DIRECTIONS. Carry none of the pictures over; set down the material below exactly.

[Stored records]
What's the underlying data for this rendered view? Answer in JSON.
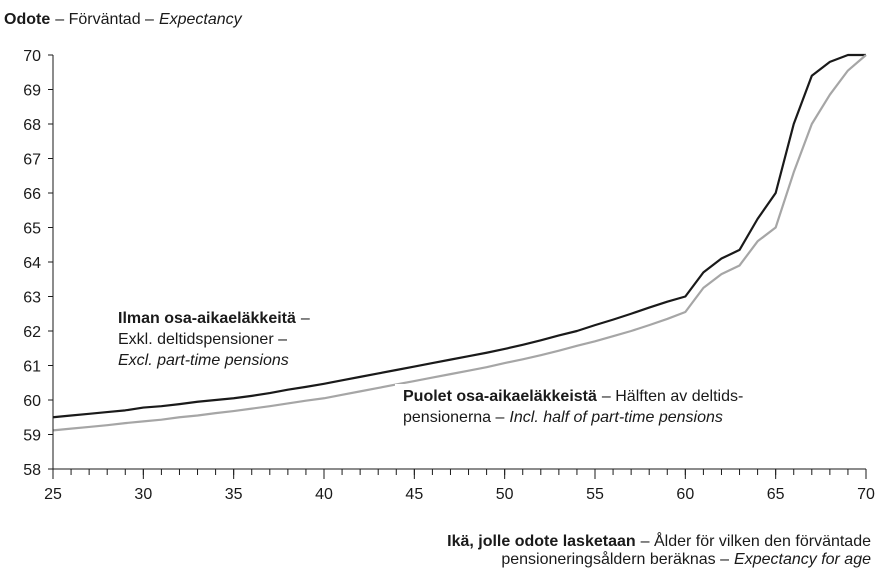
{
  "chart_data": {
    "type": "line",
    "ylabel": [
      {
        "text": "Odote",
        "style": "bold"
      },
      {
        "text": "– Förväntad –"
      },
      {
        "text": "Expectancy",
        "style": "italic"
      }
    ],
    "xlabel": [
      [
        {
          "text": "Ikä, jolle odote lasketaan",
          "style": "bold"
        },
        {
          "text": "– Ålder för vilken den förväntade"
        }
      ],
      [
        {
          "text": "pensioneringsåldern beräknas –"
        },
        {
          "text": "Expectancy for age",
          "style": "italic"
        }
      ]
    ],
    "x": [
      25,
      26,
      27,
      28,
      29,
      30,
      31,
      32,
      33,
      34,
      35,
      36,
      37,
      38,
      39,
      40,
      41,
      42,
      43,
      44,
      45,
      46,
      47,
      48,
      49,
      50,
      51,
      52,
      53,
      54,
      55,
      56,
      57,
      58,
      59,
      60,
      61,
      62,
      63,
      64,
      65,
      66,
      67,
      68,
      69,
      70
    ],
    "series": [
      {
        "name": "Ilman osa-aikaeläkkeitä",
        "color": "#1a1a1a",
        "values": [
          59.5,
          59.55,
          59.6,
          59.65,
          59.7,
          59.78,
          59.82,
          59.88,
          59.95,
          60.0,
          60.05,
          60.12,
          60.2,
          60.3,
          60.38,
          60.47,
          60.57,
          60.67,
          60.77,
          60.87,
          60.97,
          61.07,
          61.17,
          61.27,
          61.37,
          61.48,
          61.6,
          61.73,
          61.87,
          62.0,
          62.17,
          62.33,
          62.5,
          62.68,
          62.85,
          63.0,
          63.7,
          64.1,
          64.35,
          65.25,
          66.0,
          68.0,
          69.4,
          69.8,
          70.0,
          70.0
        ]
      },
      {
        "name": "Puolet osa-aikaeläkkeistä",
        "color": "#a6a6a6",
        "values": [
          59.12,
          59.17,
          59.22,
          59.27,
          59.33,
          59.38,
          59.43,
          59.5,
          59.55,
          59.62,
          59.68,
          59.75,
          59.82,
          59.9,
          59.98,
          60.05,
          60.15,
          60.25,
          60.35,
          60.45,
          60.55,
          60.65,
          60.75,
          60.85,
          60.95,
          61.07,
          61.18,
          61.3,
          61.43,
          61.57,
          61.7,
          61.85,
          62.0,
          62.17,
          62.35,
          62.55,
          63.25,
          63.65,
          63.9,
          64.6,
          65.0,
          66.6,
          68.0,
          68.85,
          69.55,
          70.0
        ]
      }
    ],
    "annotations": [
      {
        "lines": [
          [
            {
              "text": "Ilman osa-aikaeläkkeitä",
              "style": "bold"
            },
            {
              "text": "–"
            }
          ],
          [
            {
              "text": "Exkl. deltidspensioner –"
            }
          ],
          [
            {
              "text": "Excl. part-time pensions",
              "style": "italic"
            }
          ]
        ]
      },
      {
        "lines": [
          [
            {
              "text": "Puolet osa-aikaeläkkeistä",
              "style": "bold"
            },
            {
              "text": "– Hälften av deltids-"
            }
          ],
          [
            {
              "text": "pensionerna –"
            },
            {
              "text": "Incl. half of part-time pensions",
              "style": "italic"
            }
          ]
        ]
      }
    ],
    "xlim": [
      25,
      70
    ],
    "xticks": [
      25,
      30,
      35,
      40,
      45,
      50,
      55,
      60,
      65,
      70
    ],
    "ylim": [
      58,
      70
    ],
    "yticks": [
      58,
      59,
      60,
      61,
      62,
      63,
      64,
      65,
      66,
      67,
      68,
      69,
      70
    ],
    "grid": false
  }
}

WRITTEN RESPONSE.
What's the underlying data for this rendered view? Answer in JSON.
{
  "chart_data": {
    "type": "line",
    "ylabel": [
      {
        "text": "Odote",
        "style": "bold"
      },
      {
        "text": "– Förväntad –"
      },
      {
        "text": "Expectancy",
        "style": "italic"
      }
    ],
    "xlabel": [
      [
        {
          "text": "Ikä, jolle odote lasketaan",
          "style": "bold"
        },
        {
          "text": "– Ålder för vilken den förväntade"
        }
      ],
      [
        {
          "text": "pensioneringsåldern beräknas –"
        },
        {
          "text": "Expectancy for age",
          "style": "italic"
        }
      ]
    ],
    "x": [
      25,
      26,
      27,
      28,
      29,
      30,
      31,
      32,
      33,
      34,
      35,
      36,
      37,
      38,
      39,
      40,
      41,
      42,
      43,
      44,
      45,
      46,
      47,
      48,
      49,
      50,
      51,
      52,
      53,
      54,
      55,
      56,
      57,
      58,
      59,
      60,
      61,
      62,
      63,
      64,
      65,
      66,
      67,
      68,
      69,
      70
    ],
    "series": [
      {
        "name": "Ilman osa-aikaeläkkeitä",
        "color": "#1a1a1a",
        "values": [
          59.5,
          59.55,
          59.6,
          59.65,
          59.7,
          59.78,
          59.82,
          59.88,
          59.95,
          60.0,
          60.05,
          60.12,
          60.2,
          60.3,
          60.38,
          60.47,
          60.57,
          60.67,
          60.77,
          60.87,
          60.97,
          61.07,
          61.17,
          61.27,
          61.37,
          61.48,
          61.6,
          61.73,
          61.87,
          62.0,
          62.17,
          62.33,
          62.5,
          62.68,
          62.85,
          63.0,
          63.7,
          64.1,
          64.35,
          65.25,
          66.0,
          68.0,
          69.4,
          69.8,
          70.0,
          70.0
        ]
      },
      {
        "name": "Puolet osa-aikaeläkkeistä",
        "color": "#a6a6a6",
        "values": [
          59.12,
          59.17,
          59.22,
          59.27,
          59.33,
          59.38,
          59.43,
          59.5,
          59.55,
          59.62,
          59.68,
          59.75,
          59.82,
          59.9,
          59.98,
          60.05,
          60.15,
          60.25,
          60.35,
          60.45,
          60.55,
          60.65,
          60.75,
          60.85,
          60.95,
          61.07,
          61.18,
          61.3,
          61.43,
          61.57,
          61.7,
          61.85,
          62.0,
          62.17,
          62.35,
          62.55,
          63.25,
          63.65,
          63.9,
          64.6,
          65.0,
          66.6,
          68.0,
          68.85,
          69.55,
          70.0
        ]
      }
    ],
    "annotations": [
      {
        "lines": [
          [
            {
              "text": "Ilman osa-aikaeläkkeitä",
              "style": "bold"
            },
            {
              "text": "–"
            }
          ],
          [
            {
              "text": "Exkl. deltidspensioner –"
            }
          ],
          [
            {
              "text": "Excl. part-time pensions",
              "style": "italic"
            }
          ]
        ]
      },
      {
        "lines": [
          [
            {
              "text": "Puolet osa-aikaeläkkeistä",
              "style": "bold"
            },
            {
              "text": "– Hälften av deltids-"
            }
          ],
          [
            {
              "text": "pensionerna –"
            },
            {
              "text": "Incl. half of part-time pensions",
              "style": "italic"
            }
          ]
        ]
      }
    ],
    "xlim": [
      25,
      70
    ],
    "xticks": [
      25,
      30,
      35,
      40,
      45,
      50,
      55,
      60,
      65,
      70
    ],
    "ylim": [
      58,
      70
    ],
    "yticks": [
      58,
      59,
      60,
      61,
      62,
      63,
      64,
      65,
      66,
      67,
      68,
      69,
      70
    ],
    "grid": false
  }
}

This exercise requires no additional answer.